Reproduce the listing below without any change.

Collected data:
**********

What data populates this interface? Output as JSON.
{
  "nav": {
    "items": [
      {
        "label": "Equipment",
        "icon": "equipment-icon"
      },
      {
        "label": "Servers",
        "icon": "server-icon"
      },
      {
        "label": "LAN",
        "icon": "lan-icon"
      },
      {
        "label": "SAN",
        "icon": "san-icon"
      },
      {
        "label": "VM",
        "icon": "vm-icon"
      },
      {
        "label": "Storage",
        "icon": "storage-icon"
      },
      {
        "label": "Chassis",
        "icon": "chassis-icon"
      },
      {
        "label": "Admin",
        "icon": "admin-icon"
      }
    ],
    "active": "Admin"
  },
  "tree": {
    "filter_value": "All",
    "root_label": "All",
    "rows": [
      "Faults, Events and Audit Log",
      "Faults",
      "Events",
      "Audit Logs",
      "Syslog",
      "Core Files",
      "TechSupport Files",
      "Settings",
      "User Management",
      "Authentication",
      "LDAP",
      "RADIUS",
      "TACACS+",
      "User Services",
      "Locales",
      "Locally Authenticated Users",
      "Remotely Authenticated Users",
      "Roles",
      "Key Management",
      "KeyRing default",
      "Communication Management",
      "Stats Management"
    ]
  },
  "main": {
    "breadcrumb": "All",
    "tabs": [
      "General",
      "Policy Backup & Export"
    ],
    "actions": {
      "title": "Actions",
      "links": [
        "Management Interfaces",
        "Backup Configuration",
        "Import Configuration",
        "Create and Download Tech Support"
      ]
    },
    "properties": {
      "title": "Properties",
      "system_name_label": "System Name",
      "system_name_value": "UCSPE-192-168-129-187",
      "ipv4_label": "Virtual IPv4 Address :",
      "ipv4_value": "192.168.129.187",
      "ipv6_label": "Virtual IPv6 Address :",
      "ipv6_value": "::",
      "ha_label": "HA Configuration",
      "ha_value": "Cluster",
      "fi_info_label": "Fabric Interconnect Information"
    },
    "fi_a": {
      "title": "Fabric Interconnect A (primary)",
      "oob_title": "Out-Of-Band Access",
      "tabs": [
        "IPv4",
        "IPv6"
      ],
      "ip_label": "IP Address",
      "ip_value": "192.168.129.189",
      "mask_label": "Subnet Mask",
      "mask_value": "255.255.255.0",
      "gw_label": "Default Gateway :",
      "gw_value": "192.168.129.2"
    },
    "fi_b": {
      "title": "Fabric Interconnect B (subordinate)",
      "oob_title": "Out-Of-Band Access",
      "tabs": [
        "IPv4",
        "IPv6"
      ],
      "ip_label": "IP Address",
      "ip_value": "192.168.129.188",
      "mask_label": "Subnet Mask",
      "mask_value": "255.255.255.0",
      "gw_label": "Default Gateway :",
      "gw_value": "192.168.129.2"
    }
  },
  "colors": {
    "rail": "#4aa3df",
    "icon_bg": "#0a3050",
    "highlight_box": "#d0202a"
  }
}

**********

### EXERCISE RESULT
What data populates this interface? Output as JSON.
{
  "nav": {
    "items": [
      {
        "label": "Equipment",
        "icon": "equipment-icon"
      },
      {
        "label": "Servers",
        "icon": "server-icon"
      },
      {
        "label": "LAN",
        "icon": "lan-icon"
      },
      {
        "label": "SAN",
        "icon": "san-icon"
      },
      {
        "label": "VM",
        "icon": "vm-icon"
      },
      {
        "label": "Storage",
        "icon": "storage-icon"
      },
      {
        "label": "Chassis",
        "icon": "chassis-icon"
      },
      {
        "label": "Admin",
        "icon": "admin-icon"
      }
    ],
    "active": "Admin"
  },
  "tree": {
    "filter_value": "All",
    "root_label": "All",
    "rows": [
      "Faults, Events and Audit Log",
      "Faults",
      "Events",
      "Audit Logs",
      "Syslog",
      "Core Files",
      "TechSupport Files",
      "Settings",
      "User Management",
      "Authentication",
      "LDAP",
      "RADIUS",
      "TACACS+",
      "User Services",
      "Locales",
      "Locally Authenticated Users",
      "Remotely Authenticated Users",
      "Roles",
      "Key Management",
      "KeyRing default",
      "Communication Management",
      "Stats Management"
    ]
  },
  "main": {
    "breadcrumb": "All",
    "tabs": [
      "General",
      "Policy Backup & Export"
    ],
    "actions": {
      "title": "Actions",
      "links": [
        "Management Interfaces",
        "Backup Configuration",
        "Import Configuration",
        "Create and Download Tech Support"
      ]
    },
    "properties": {
      "title": "Properties",
      "system_name_label": "System Name",
      "system_name_value": "UCSPE-192-168-129-187",
      "ipv4_label": "Virtual IPv4 Address :",
      "ipv4_value": "192.168.129.187",
      "ipv6_label": "Virtual IPv6 Address :",
      "ipv6_value": "::",
      "ha_label": "HA Configuration",
      "ha_value": "Cluster",
      "fi_info_label": "Fabric Interconnect Information"
    },
    "fi_a": {
      "title": "Fabric Interconnect A (primary)",
      "oob_title": "Out-Of-Band Access",
      "tabs": [
        "IPv4",
        "IPv6"
      ],
      "ip_label": "IP Address",
      "ip_value": "192.168.129.189",
      "mask_label": "Subnet Mask",
      "mask_value": "255.255.255.0",
      "gw_label": "Default Gateway :",
      "gw_value": "192.168.129.2"
    },
    "fi_b": {
      "title": "Fabric Interconnect B (subordinate)",
      "oob_title": "Out-Of-Band Access",
      "tabs": [
        "IPv4",
        "IPv6"
      ],
      "ip_label": "IP Address",
      "ip_value": "192.168.129.188",
      "mask_label": "Subnet Mask",
      "mask_value": "255.255.255.0",
      "gw_label": "Default Gateway :",
      "gw_value": "192.168.129.2"
    }
  },
  "colors": {
    "rail": "#4aa3df",
    "icon_bg": "#0a3050",
    "highlight_box": "#d0202a"
  }
}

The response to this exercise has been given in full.